Dataset listings of figures:

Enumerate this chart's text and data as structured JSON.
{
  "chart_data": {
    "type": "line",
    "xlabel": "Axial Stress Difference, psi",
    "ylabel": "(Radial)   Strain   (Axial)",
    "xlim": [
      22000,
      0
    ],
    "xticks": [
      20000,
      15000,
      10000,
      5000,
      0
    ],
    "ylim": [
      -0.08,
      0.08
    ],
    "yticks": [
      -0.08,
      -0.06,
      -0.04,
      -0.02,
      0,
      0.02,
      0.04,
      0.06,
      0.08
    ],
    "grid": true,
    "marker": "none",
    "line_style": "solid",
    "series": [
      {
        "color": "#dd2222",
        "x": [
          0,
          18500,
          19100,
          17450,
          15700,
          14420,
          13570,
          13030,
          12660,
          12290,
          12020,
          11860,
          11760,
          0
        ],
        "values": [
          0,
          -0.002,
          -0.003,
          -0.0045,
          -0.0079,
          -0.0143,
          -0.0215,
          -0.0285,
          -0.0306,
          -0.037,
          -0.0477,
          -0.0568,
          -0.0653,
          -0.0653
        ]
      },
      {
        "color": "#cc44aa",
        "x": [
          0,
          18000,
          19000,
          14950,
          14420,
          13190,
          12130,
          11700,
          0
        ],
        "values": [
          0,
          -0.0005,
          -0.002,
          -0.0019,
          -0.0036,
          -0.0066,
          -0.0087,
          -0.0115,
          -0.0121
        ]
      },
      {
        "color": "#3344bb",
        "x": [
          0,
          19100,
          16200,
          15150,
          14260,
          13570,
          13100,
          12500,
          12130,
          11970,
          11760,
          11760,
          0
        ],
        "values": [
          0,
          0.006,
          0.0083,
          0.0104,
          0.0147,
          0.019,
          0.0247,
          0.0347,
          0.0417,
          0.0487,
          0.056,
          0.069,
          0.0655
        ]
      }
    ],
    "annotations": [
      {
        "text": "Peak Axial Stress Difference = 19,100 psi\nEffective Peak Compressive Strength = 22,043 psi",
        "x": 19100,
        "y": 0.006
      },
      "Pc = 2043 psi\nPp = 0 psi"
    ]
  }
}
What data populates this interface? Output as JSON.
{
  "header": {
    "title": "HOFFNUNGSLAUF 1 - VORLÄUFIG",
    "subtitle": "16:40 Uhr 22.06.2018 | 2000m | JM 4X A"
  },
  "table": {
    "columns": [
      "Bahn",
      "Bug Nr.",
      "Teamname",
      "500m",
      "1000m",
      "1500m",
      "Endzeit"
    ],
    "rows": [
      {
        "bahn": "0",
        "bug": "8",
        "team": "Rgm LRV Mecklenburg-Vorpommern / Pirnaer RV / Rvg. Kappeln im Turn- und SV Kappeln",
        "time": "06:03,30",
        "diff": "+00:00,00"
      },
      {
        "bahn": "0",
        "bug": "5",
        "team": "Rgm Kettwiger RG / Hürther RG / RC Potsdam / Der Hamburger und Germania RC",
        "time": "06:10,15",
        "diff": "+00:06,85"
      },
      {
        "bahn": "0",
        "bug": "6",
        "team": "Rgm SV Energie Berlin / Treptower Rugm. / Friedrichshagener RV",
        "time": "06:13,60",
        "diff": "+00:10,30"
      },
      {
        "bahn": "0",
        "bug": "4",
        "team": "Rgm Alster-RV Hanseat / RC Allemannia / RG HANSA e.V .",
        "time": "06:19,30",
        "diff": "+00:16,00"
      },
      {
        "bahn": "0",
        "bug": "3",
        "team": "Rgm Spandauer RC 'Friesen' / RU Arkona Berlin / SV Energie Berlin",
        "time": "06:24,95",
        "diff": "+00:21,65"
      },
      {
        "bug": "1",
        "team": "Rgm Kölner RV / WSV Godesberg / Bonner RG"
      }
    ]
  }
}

TASK: Write out the full listing, keeping every line exactly as it is.

OUTPUT FOR THIS TASK:
Enumerate this chart's text and data as structured JSON.
{
  "chart_data": {
    "type": "line",
    "xlabel": "Axial Stress Difference, psi",
    "ylabel": "(Radial)   Strain   (Axial)",
    "xlim": [
      22000,
      0
    ],
    "xticks": [
      20000,
      15000,
      10000,
      5000,
      0
    ],
    "ylim": [
      -0.08,
      0.08
    ],
    "yticks": [
      -0.08,
      -0.06,
      -0.04,
      -0.02,
      0,
      0.02,
      0.04,
      0.06,
      0.08
    ],
    "grid": true,
    "marker": "none",
    "line_style": "solid",
    "series": [
      {
        "color": "#dd2222",
        "x": [
          0,
          18500,
          19100,
          17450,
          15700,
          14420,
          13570,
          13030,
          12660,
          12290,
          12020,
          11860,
          11760,
          0
        ],
        "values": [
          0,
          -0.002,
          -0.003,
          -0.0045,
          -0.0079,
          -0.0143,
          -0.0215,
          -0.0285,
          -0.0306,
          -0.037,
          -0.0477,
          -0.0568,
          -0.0653,
          -0.0653
        ]
      },
      {
        "color": "#cc44aa",
        "x": [
          0,
          18000,
          19000,
          14950,
          14420,
          13190,
          12130,
          11700,
          0
        ],
        "values": [
          0,
          -0.0005,
          -0.002,
          -0.0019,
          -0.0036,
          -0.0066,
          -0.0087,
          -0.0115,
          -0.0121
        ]
      },
      {
        "color": "#3344bb",
        "x": [
          0,
          19100,
          16200,
          15150,
          14260,
          13570,
          13100,
          12500,
          12130,
          11970,
          11760,
          11760,
          0
        ],
        "values": [
          0,
          0.006,
          0.0083,
          0.0104,
          0.0147,
          0.019,
          0.0247,
          0.0347,
          0.0417,
          0.0487,
          0.056,
          0.069,
          0.0655
        ]
      }
    ],
    "annotations": [
      {
        "text": "Peak Axial Stress Difference = 19,100 psi\nEffective Peak Compressive Strength = 22,043 psi",
        "x": 19100,
        "y": 0.006
      },
      "Pc = 2043 psi\nPp = 0 psi"
    ]
  }
}
What data populates this interface? Output as JSON.
{
  "header": {
    "title": "HOFFNUNGSLAUF 1 - VORLÄUFIG",
    "subtitle": "16:40 Uhr 22.06.2018 | 2000m | JM 4X A"
  },
  "table": {
    "columns": [
      "Bahn",
      "Bug Nr.",
      "Teamname",
      "500m",
      "1000m",
      "1500m",
      "Endzeit"
    ],
    "rows": [
      {
        "bahn": "0",
        "bug": "8",
        "team": "Rgm LRV Mecklenburg-Vorpommern / Pirnaer RV / Rvg. Kappeln im Turn- und SV Kappeln",
        "time": "06:03,30",
        "diff": "+00:00,00"
      },
      {
        "bahn": "0",
        "bug": "5",
        "team": "Rgm Kettwiger RG / Hürther RG / RC Potsdam / Der Hamburger und Germania RC",
        "time": "06:10,15",
        "diff": "+00:06,85"
      },
      {
        "bahn": "0",
        "bug": "6",
        "team": "Rgm SV Energie Berlin / Treptower Rugm. / Friedrichshagener RV",
        "time": "06:13,60",
        "diff": "+00:10,30"
      },
      {
        "bahn": "0",
        "bug": "4",
        "team": "Rgm Alster-RV Hanseat / RC Allemannia / RG HANSA e.V .",
        "time": "06:19,30",
        "diff": "+00:16,00"
      },
      {
        "bahn": "0",
        "bug": "3",
        "team": "Rgm Spandauer RC 'Friesen' / RU Arkona Berlin / SV Energie Berlin",
        "time": "06:24,95",
        "diff": "+00:21,65"
      },
      {
        "bug": "1",
        "team": "Rgm Kölner RV / WSV Godesberg / Bonner RG"
      }
    ]
  }
}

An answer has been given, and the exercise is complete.